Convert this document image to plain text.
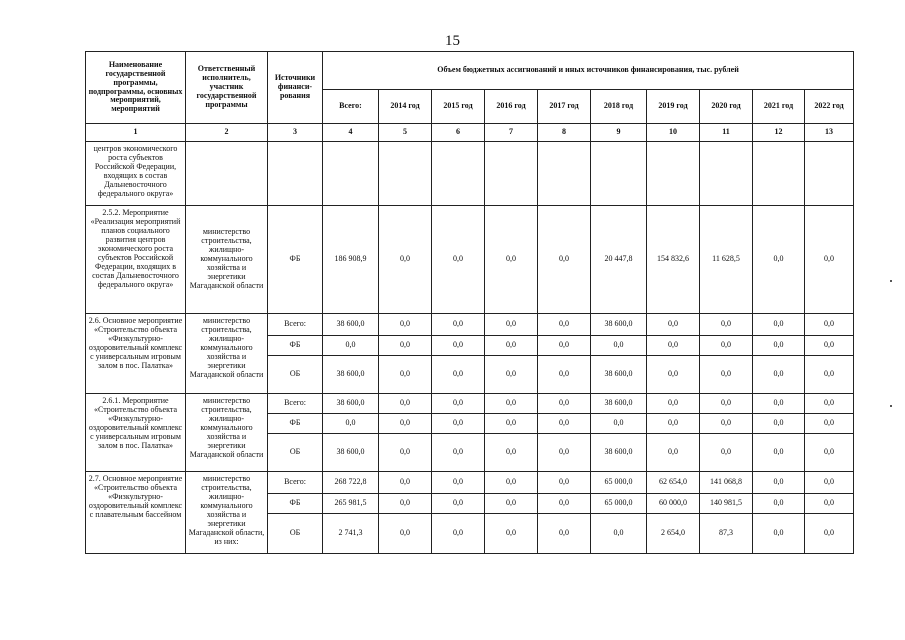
15
Наименование государственной программы, подпрограммы, основных мероприятий, мероприятий	Ответственный исполнитель, участник государственной программы	Источники финанси-рования	Объем бюджетных ассигнований и иных источников финансирования, тыс. рублей									
			Всего:	2014 год	2015 год	2016 год	2017 год	2018 год	2019 год	2020 год	2021 год	2022 год
1	2	3	4	5	6	7	8	9	10	11	12	13
центров экономического роста субъектов Российской Федерации, входящих в состав Дальневосточного федерального округа»												
2.5.2. Мероприятие «Реализация мероприятий планов социального развития центров экономического роста субъектов Российской Федерации, входящих в состав Дальневосточного федерального округа»	министерство строительства, жилищно-коммунального хозяйства и энергетики Магаданской области	ФБ	186 908,9	0,0	0,0	0,0	0,0	20 447,8	154 832,6	11 628,5	0,0	0,0
2.6. Основное мероприятие «Строительство объекта «Физкультурно-оздоровительный комплекс с универсальным игровым залом в пос. Палатка»	министерство строительства, жилищно-коммунального хозяйства и энергетики Магаданской области	Всего:	38 600,0	0,0	0,0	0,0	0,0	38 600,0	0,0	0,0	0,0	0,0
		ФБ	0,0	0,0	0,0	0,0	0,0	0,0	0,0	0,0	0,0	0,0
		ОБ	38 600,0	0,0	0,0	0,0	0,0	38 600,0	0,0	0,0	0,0	0,0
2.6.1. Мероприятие «Строительство объекта «Физкультурно-оздоровительный комплекс с универсальным игровым залом в пос. Палатка»	министерство строительства, жилищно-коммунального хозяйства и энергетики Магаданской области	Всего:	38 600,0	0,0	0,0	0,0	0,0	38 600,0	0,0	0,0	0,0	0,0
		ФБ	0,0	0,0	0,0	0,0	0,0	0,0	0,0	0,0	0,0	0,0
		ОБ	38 600,0	0,0	0,0	0,0	0,0	38 600,0	0,0	0,0	0,0	0,0
2.7. Основное мероприятие «Строительство объекта «Физкультурно-оздоровительный комплекс с плавательным бассейном	министерство строительства, жилищно-коммунального хозяйства и энергетики Магаданской области, из них:	Всего:	268 722,8	0,0	0,0	0,0	0,0	65 000,0	62 654,0	141 068,8	0,0	0,0
		ФБ	265 981,5	0,0	0,0	0,0	0,0	65 000,0	60 000,0	140 981,5	0,0	0,0
		ОБ	2 741,3	0,0	0,0	0,0	0,0	0,0	2 654,0	87,3	0,0	0,0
******
▶ [WRITTEN INSTRUCTION]: Calculate how many lines of the material include the string "округа", and state that number by itself.

▶ [WRITTEN RESPONSE]: 2